PROBLEM TO SOLVE :: Drop the pictures from the entries below, then reproduce the rest exactly.

::::

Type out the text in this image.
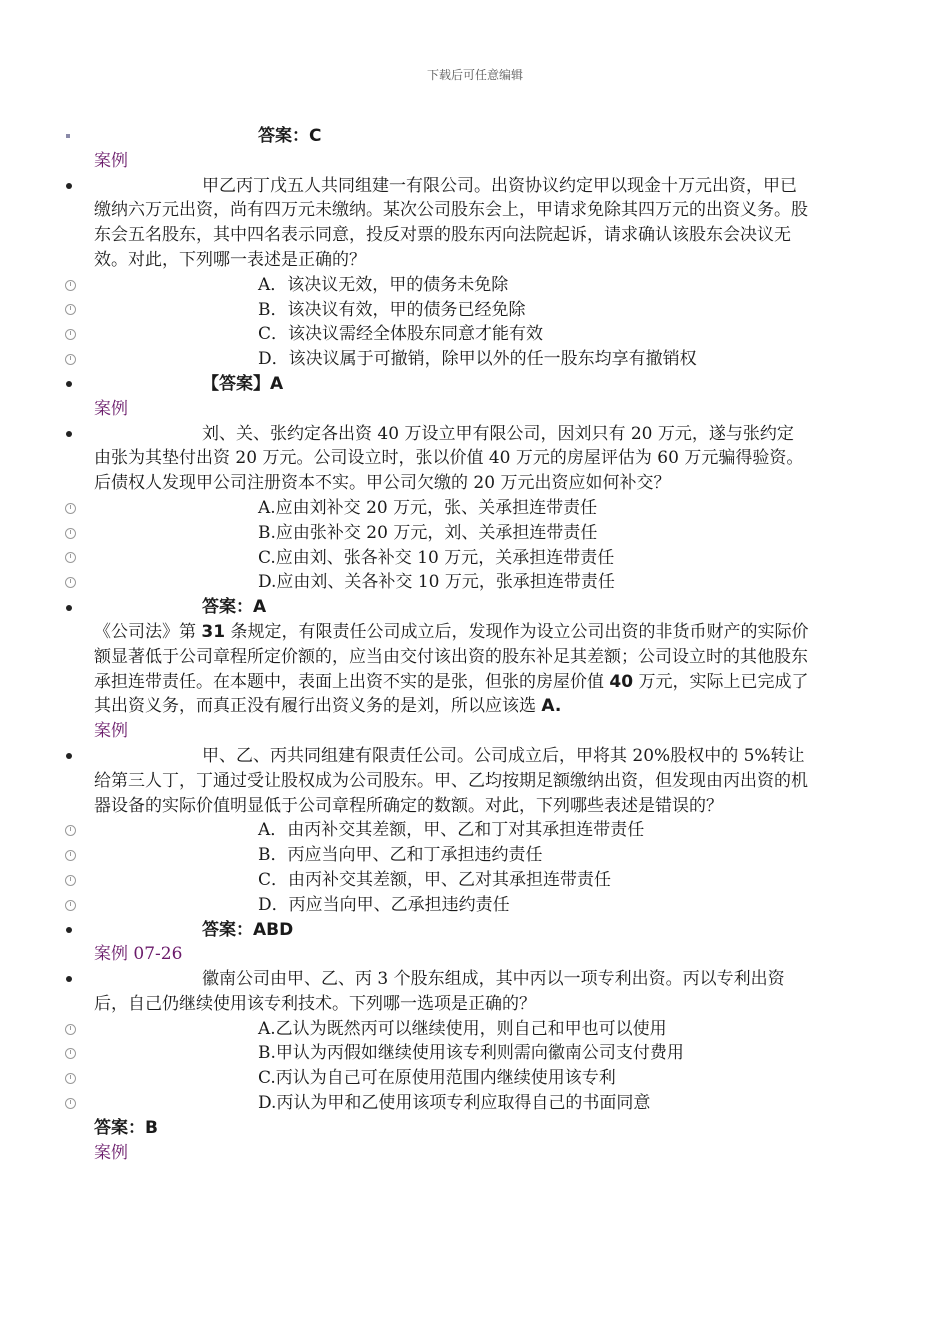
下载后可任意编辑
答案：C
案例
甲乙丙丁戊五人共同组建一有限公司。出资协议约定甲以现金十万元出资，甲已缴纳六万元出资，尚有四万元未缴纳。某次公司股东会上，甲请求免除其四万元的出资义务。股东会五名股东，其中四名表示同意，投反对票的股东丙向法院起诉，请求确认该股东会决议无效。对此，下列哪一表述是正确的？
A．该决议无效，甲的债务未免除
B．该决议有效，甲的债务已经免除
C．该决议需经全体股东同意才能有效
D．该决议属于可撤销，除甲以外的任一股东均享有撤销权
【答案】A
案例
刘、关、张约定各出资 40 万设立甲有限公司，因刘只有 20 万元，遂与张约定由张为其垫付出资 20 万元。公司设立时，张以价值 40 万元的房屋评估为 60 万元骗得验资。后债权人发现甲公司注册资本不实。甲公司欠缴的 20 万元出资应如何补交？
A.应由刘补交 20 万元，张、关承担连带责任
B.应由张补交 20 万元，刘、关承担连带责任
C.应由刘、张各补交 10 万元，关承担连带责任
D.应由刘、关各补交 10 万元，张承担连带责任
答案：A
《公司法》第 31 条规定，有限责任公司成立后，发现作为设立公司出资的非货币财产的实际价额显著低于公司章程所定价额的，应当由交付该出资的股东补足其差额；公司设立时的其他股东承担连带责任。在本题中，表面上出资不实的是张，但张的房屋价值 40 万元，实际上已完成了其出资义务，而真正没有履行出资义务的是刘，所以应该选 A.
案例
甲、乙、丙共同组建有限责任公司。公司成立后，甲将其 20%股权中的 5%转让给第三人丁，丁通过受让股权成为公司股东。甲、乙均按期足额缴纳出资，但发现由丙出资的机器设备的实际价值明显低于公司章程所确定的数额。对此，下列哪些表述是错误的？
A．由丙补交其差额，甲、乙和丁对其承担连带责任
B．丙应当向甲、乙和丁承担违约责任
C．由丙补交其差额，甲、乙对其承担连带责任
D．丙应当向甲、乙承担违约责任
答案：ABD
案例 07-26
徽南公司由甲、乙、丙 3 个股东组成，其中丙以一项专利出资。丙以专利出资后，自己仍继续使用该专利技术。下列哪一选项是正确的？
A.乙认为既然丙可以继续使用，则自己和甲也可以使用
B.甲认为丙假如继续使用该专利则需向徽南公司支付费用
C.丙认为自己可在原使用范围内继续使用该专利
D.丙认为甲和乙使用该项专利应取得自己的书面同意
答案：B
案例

::::

FULL RESPONSE ::
Type out the text in this image.
下载后可任意编辑
答案：C
案例
甲乙丙丁戊五人共同组建一有限公司。出资协议约定甲以现金十万元出资，甲已缴纳六万元出资，尚有四万元未缴纳。某次公司股东会上，甲请求免除其四万元的出资义务。股东会五名股东，其中四名表示同意，投反对票的股东丙向法院起诉，请求确认该股东会决议无效。对此，下列哪一表述是正确的？
A．该决议无效，甲的债务未免除
B．该决议有效，甲的债务已经免除
C．该决议需经全体股东同意才能有效
D．该决议属于可撤销，除甲以外的任一股东均享有撤销权
【答案】A
案例
刘、关、张约定各出资 40 万设立甲有限公司，因刘只有 20 万元，遂与张约定由张为其垫付出资 20 万元。公司设立时，张以价值 40 万元的房屋评估为 60 万元骗得验资。后债权人发现甲公司注册资本不实。甲公司欠缴的 20 万元出资应如何补交？
A.应由刘补交 20 万元，张、关承担连带责任
B.应由张补交 20 万元，刘、关承担连带责任
C.应由刘、张各补交 10 万元，关承担连带责任
D.应由刘、关各补交 10 万元，张承担连带责任
答案：A
《公司法》第 31 条规定，有限责任公司成立后，发现作为设立公司出资的非货币财产的实际价额显著低于公司章程所定价额的，应当由交付该出资的股东补足其差额；公司设立时的其他股东承担连带责任。在本题中，表面上出资不实的是张，但张的房屋价值 40 万元，实际上已完成了其出资义务，而真正没有履行出资义务的是刘，所以应该选 A.
案例
甲、乙、丙共同组建有限责任公司。公司成立后，甲将其 20%股权中的 5%转让给第三人丁，丁通过受让股权成为公司股东。甲、乙均按期足额缴纳出资，但发现由丙出资的机器设备的实际价值明显低于公司章程所确定的数额。对此，下列哪些表述是错误的？
A．由丙补交其差额，甲、乙和丁对其承担连带责任
B．丙应当向甲、乙和丁承担违约责任
C．由丙补交其差额，甲、乙对其承担连带责任
D．丙应当向甲、乙承担违约责任
答案：ABD
案例 07-26
徽南公司由甲、乙、丙 3 个股东组成，其中丙以一项专利出资。丙以专利出资后，自己仍继续使用该专利技术。下列哪一选项是正确的？
A.乙认为既然丙可以继续使用，则自己和甲也可以使用
B.甲认为丙假如继续使用该专利则需向徽南公司支付费用
C.丙认为自己可在原使用范围内继续使用该专利
D.丙认为甲和乙使用该项专利应取得自己的书面同意
答案：B
案例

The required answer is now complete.